→ **WORK REQUIRED**:
Retype the lines of the entries, starting with the line that contains "panel-case-1 — [62, 188, 324, 434]" and ending with the line that contains "panel-case-3 — [714, 183, 978, 430]", both included, without changing any character.
━━━━
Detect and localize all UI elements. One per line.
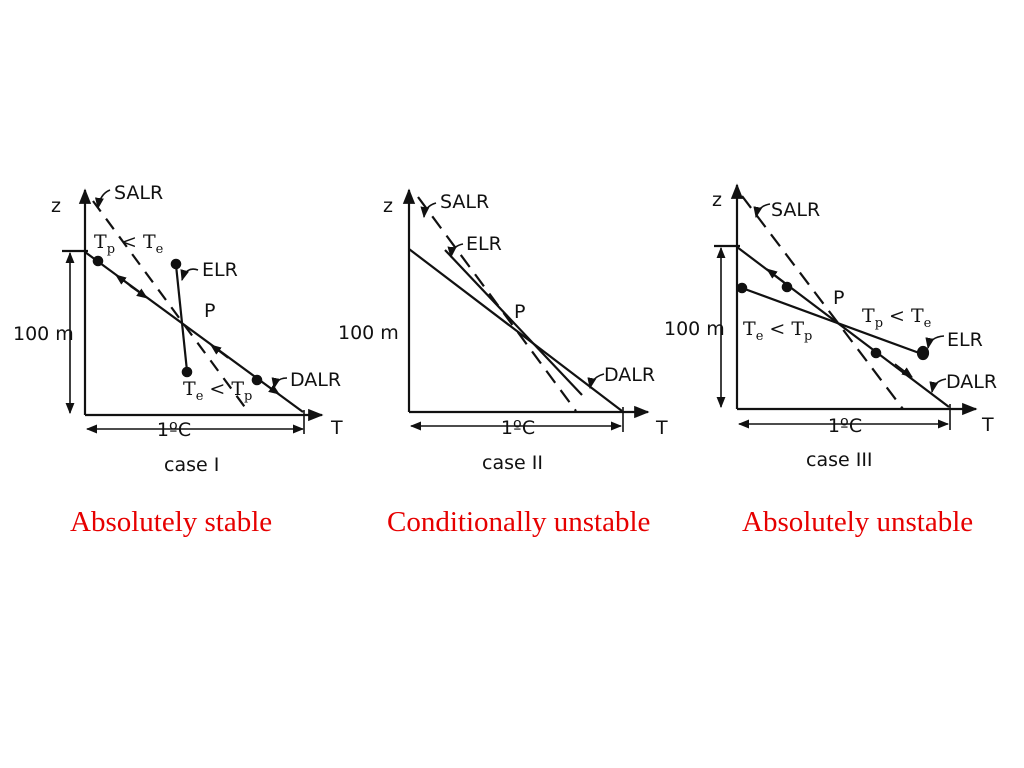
panel-case-1 — [62, 188, 324, 434]
width-label: 1ºC — [501, 417, 535, 439]
dalr-label: DALR — [946, 371, 997, 393]
elr-label: ELR — [947, 329, 983, 351]
caption-absolutely-stable: Absolutely stable — [70, 506, 273, 538]
salr-line — [417, 196, 577, 412]
salr-pointer — [420, 202, 437, 219]
parcel-dot — [92, 255, 104, 267]
dalr-pointer — [587, 373, 605, 390]
dalr-arrow-down-2 — [261, 381, 280, 395]
salr-pointer — [753, 203, 771, 219]
panel-case-3 — [714, 183, 978, 430]
parcel-dot — [170, 258, 182, 270]
dalr-pointer — [929, 378, 947, 394]
panel-case-2 — [402, 188, 650, 432]
dalr-label: DALR — [290, 369, 341, 391]
t-axis-label: T — [655, 417, 668, 439]
comparison-left: Te < Tp — [743, 318, 812, 344]
parcel-dot — [781, 281, 793, 293]
t-axis-label: T — [981, 414, 994, 436]
salr-label: SALR — [114, 182, 163, 204]
z-axis-label: z — [712, 189, 722, 211]
case-label: case III — [806, 449, 873, 471]
height-label: 100 m — [13, 323, 74, 345]
dalr-arrow-up — [766, 268, 785, 283]
point-label: P — [833, 287, 844, 309]
elr-label: ELR — [466, 233, 502, 255]
elr-line — [174, 264, 189, 372]
dalr-line — [408, 248, 623, 412]
parcel-dot — [870, 347, 882, 359]
case-label: case I — [164, 454, 219, 476]
dalr-pointer — [271, 377, 288, 390]
elr-pointer — [180, 268, 199, 282]
caption-conditionally-unstable: Conditionally unstable — [387, 506, 651, 538]
comparison-lower: Te < Tp — [183, 378, 252, 404]
height-label: 100 m — [664, 318, 725, 340]
elr-pointer — [925, 335, 945, 350]
elr-line — [444, 249, 583, 396]
width-label: 1ºC — [828, 415, 862, 437]
parcel-dot — [916, 345, 930, 361]
elr-line — [741, 286, 923, 356]
z-axis-label: z — [51, 195, 61, 217]
dalr-arrow-down — [129, 285, 148, 299]
point-label: P — [204, 300, 215, 322]
height-label: 100 m — [338, 322, 399, 344]
comparison-upper: Tp < Te — [94, 231, 164, 257]
elr-pointer — [447, 243, 464, 259]
comparison-right: Tp < Te — [862, 305, 932, 331]
panel-case-3-text: z T 100 m 1ºC SALR ELR DALR P case III T… — [664, 189, 997, 471]
parcel-dot — [181, 366, 193, 378]
salr-line — [741, 195, 904, 410]
salr-label: SALR — [771, 199, 820, 221]
parcel-dot — [736, 282, 748, 294]
t-axis-label: T — [330, 417, 343, 439]
dalr-arrow-up-2 — [210, 344, 229, 359]
caption-absolutely-unstable: Absolutely unstable — [742, 506, 974, 538]
point-label: P — [514, 301, 525, 323]
panel-case-2-text: z T 100 m 1ºC SALR ELR DALR P case II — [338, 191, 668, 474]
dalr-label: DALR — [604, 364, 655, 386]
panel-case-1-text: z T 100 m 1ºC SALR ELR DALR P case I Tp <… — [13, 182, 343, 476]
width-label: 1ºC — [157, 419, 191, 441]
case-label: case II — [482, 452, 543, 474]
salr-pointer — [94, 189, 111, 210]
salr-label: SALR — [440, 191, 489, 213]
z-axis-label: z — [383, 195, 393, 217]
dalr-arrow-down — [894, 363, 913, 378]
parcel-dot — [251, 374, 263, 386]
elr-label: ELR — [202, 259, 238, 281]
━━━━
→ **EXERCISE OUTPUT**:
panel-case-1 — [62, 188, 324, 434]
width-label: 1ºC — [501, 417, 535, 439]
dalr-label: DALR — [946, 371, 997, 393]
elr-label: ELR — [947, 329, 983, 351]
caption-absolutely-stable: Absolutely stable — [70, 506, 273, 538]
salr-line — [417, 196, 577, 412]
salr-pointer — [420, 202, 437, 219]
parcel-dot — [92, 255, 104, 267]
dalr-pointer — [587, 373, 605, 390]
dalr-arrow-down-2 — [261, 381, 280, 395]
salr-pointer — [753, 203, 771, 219]
panel-case-3 — [714, 183, 978, 430]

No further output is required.